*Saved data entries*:

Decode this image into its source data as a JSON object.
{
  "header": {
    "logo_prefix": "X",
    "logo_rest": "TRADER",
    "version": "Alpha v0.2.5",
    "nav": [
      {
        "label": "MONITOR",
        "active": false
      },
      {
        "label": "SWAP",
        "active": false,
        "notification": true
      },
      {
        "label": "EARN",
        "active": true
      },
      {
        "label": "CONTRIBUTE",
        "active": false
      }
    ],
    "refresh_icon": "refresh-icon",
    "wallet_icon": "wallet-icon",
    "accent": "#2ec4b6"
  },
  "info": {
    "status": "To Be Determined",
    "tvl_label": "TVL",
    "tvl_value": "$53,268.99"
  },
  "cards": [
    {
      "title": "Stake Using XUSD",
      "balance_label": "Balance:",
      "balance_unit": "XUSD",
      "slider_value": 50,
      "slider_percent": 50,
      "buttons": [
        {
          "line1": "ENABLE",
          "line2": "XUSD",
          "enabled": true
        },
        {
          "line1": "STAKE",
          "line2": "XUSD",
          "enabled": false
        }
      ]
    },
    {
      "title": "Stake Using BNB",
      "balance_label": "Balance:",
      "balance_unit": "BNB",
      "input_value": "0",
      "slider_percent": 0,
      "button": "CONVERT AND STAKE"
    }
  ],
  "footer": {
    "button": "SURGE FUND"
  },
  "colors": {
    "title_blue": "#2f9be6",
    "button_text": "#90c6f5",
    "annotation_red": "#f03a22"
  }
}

*THE REQUEST*:
Transcribe the entire listing above precisely.

*THE SOLUTION*:
Decode this image into its source data as a JSON object.
{
  "header": {
    "logo_prefix": "X",
    "logo_rest": "TRADER",
    "version": "Alpha v0.2.5",
    "nav": [
      {
        "label": "MONITOR",
        "active": false
      },
      {
        "label": "SWAP",
        "active": false,
        "notification": true
      },
      {
        "label": "EARN",
        "active": true
      },
      {
        "label": "CONTRIBUTE",
        "active": false
      }
    ],
    "refresh_icon": "refresh-icon",
    "wallet_icon": "wallet-icon",
    "accent": "#2ec4b6"
  },
  "info": {
    "status": "To Be Determined",
    "tvl_label": "TVL",
    "tvl_value": "$53,268.99"
  },
  "cards": [
    {
      "title": "Stake Using XUSD",
      "balance_label": "Balance:",
      "balance_unit": "XUSD",
      "slider_value": 50,
      "slider_percent": 50,
      "buttons": [
        {
          "line1": "ENABLE",
          "line2": "XUSD",
          "enabled": true
        },
        {
          "line1": "STAKE",
          "line2": "XUSD",
          "enabled": false
        }
      ]
    },
    {
      "title": "Stake Using BNB",
      "balance_label": "Balance:",
      "balance_unit": "BNB",
      "input_value": "0",
      "slider_percent": 0,
      "button": "CONVERT AND STAKE"
    }
  ],
  "footer": {
    "button": "SURGE FUND"
  },
  "colors": {
    "title_blue": "#2f9be6",
    "button_text": "#90c6f5",
    "annotation_red": "#f03a22"
  }
}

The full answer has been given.